Task requirements:
In the data, extract each line that holds the string "collected".

Supplied entries:
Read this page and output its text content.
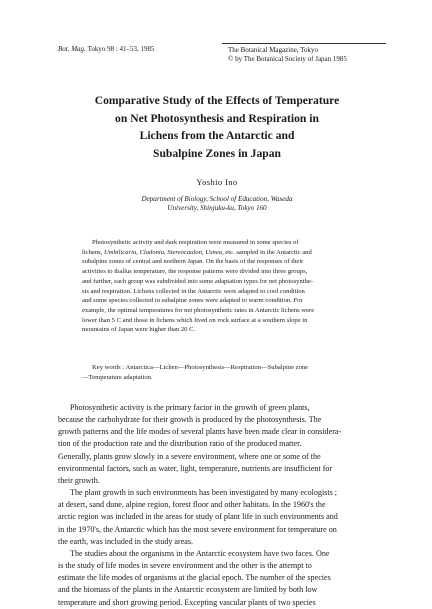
Bot. Mag. Tokyo 98 : 41–53, 1985	The Botanical Magazine, Tokyo
© by The Botanical Society of Japan 1985
Comparative Study of the Effects of Temperature
on Net Photosynthesis and Respiration in
Lichens from the Antarctic and
Subalpine Zones in Japan
Yoshio Ino
Department of Biology, School of Education, Waseda
University, Shinjuku-ku, Tokyo 160
Photosynthetic activity and dark respiration were measured in some species of
lichens, Umbilicaria, Cladonia, Stereocaulon, Usnea, etc. sampled in the Antarctic and
subalpine zones of central and northern Japan. On the basis of the responses of their
activities to thallus temperature, the response patterns were divided into three groups,
and further, each group was subdivided into some adaptation types for net photosynthe-
sis and respiration. Lichens collected in the Antarctic were adapted to cool condition
and some species collected in subalpine zones were adapted to warm condition. For
example, the optimal temperatures for net photosynthetic rates in Antarctic lichens were
lower than 5 C and those in lichens which lived on rock surface at a southern slope in
mountains of Japan were higher than 20 C.
Key words : Antarctica—Lichen—Photosynthesis—Respiration—Subalpine zone
—Temperature adaptation.
Photosynthetic activity is the primary factor in the growth of green plants,
because the carbohydrate for their growth is produced by the photosynthesis. The
growth patterns and the life modes of several plants have been made clear in considera-
tion of the production rate and the distribution ratio of the produced matter.
Generally, plants grow slowly in a severe environment, where one or some of the
environmental factors, such as water, light, temperature, nutrients are insufficient for
their growth.
The plant growth in such environments has been investigated by many ecologists ;
at desert, sand dune, alpine region, forest floor and other habitats. In the 1960's the
arctic region was included in the areas for study of plant life in such environments and
in the 1970's, the Antarctic which has the most severe environment for temperature on
the earth, was included in the study areas.
The studies about the organisms in the Antarctic ecosystem have two faces. One
is the study of life modes in severe environment and the other is the attempt to
estimate the life modes of organisms at the glacial epoch. The number of the species
and the biomass of the plants in the Antarctic ecosystem are limited by both low
temperature and short growing period. Excepting vascular plants of two species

The response:
sis and respiration. Lichens collected in the Antarctic were adapted to cool condition
and some species collected in subalpine zones were adapted to warm condition. For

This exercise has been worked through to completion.